**Task prompt:** Filter the entries below, keeping only lines with the word "cause".

**Exercise data:**
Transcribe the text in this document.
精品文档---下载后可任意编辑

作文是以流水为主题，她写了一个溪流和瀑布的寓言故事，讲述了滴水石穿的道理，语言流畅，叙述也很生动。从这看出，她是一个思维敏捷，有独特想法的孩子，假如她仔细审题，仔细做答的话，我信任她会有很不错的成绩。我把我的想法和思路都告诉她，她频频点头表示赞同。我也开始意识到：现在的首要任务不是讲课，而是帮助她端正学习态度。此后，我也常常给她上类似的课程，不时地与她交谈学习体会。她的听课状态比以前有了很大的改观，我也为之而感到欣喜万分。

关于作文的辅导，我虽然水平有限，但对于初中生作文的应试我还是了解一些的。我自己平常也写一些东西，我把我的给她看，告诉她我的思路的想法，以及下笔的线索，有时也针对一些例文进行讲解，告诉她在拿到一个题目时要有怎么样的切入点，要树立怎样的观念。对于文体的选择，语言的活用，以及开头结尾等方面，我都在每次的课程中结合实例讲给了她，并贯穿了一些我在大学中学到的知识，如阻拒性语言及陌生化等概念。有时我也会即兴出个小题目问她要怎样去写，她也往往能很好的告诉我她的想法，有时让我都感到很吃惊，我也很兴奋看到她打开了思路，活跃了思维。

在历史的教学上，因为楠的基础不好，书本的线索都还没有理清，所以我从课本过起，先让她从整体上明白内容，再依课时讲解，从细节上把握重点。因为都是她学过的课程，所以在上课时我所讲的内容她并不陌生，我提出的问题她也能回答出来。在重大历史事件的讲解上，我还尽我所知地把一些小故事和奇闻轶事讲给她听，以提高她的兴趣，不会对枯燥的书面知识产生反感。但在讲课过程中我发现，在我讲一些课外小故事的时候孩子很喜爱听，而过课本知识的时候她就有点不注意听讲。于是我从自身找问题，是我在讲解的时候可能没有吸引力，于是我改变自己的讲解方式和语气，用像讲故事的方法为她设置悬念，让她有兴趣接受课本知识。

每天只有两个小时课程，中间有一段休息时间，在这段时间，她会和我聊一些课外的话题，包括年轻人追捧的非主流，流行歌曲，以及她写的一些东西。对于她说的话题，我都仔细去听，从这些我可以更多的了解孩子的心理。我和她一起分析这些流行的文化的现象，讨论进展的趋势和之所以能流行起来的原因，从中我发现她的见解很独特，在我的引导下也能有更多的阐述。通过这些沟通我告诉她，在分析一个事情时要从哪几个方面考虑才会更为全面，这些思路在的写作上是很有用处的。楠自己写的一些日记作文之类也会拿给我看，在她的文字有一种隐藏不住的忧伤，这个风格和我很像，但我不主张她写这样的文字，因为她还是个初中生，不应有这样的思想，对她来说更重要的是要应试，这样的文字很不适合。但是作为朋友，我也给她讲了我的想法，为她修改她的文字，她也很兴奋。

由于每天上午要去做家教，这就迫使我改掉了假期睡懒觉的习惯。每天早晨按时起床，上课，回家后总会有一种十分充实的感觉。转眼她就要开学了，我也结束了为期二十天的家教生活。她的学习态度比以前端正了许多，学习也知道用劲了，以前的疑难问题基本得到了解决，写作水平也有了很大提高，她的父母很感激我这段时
* * *
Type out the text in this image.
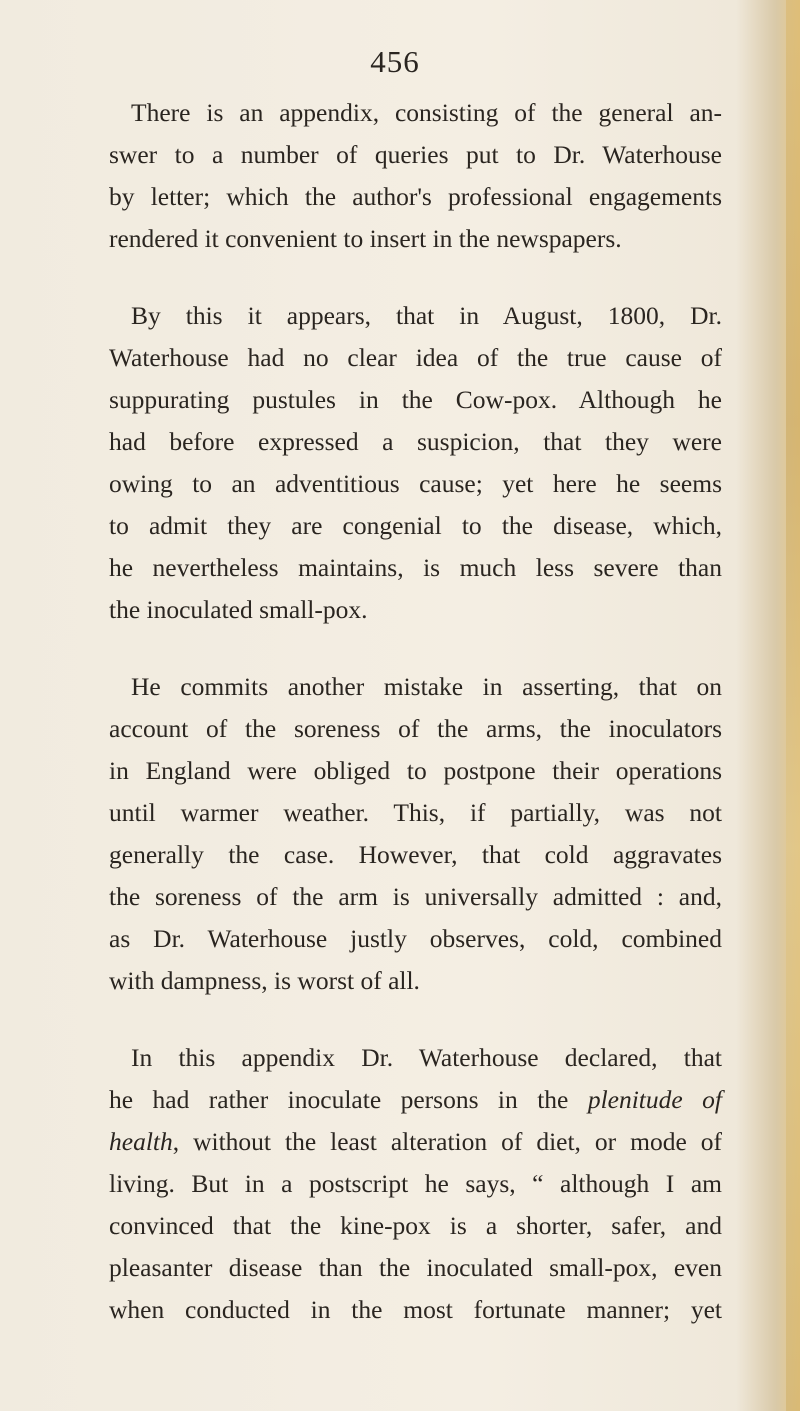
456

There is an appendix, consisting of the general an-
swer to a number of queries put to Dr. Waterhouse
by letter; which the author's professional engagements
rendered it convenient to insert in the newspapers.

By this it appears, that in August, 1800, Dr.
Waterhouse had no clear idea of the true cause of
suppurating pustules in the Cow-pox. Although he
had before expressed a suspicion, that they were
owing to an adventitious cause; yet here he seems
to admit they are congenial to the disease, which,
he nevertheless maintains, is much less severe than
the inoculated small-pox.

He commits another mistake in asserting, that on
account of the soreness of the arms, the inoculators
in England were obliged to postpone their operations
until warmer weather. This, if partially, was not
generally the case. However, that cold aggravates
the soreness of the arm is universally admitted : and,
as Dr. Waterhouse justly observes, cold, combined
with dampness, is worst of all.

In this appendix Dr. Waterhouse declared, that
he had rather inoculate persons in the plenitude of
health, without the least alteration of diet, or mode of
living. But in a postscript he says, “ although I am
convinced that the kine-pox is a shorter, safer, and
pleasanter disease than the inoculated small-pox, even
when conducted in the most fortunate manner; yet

**Solution to this problem:**
Waterhouse had no clear idea of the true cause of
owing to an adventitious cause; yet here he seems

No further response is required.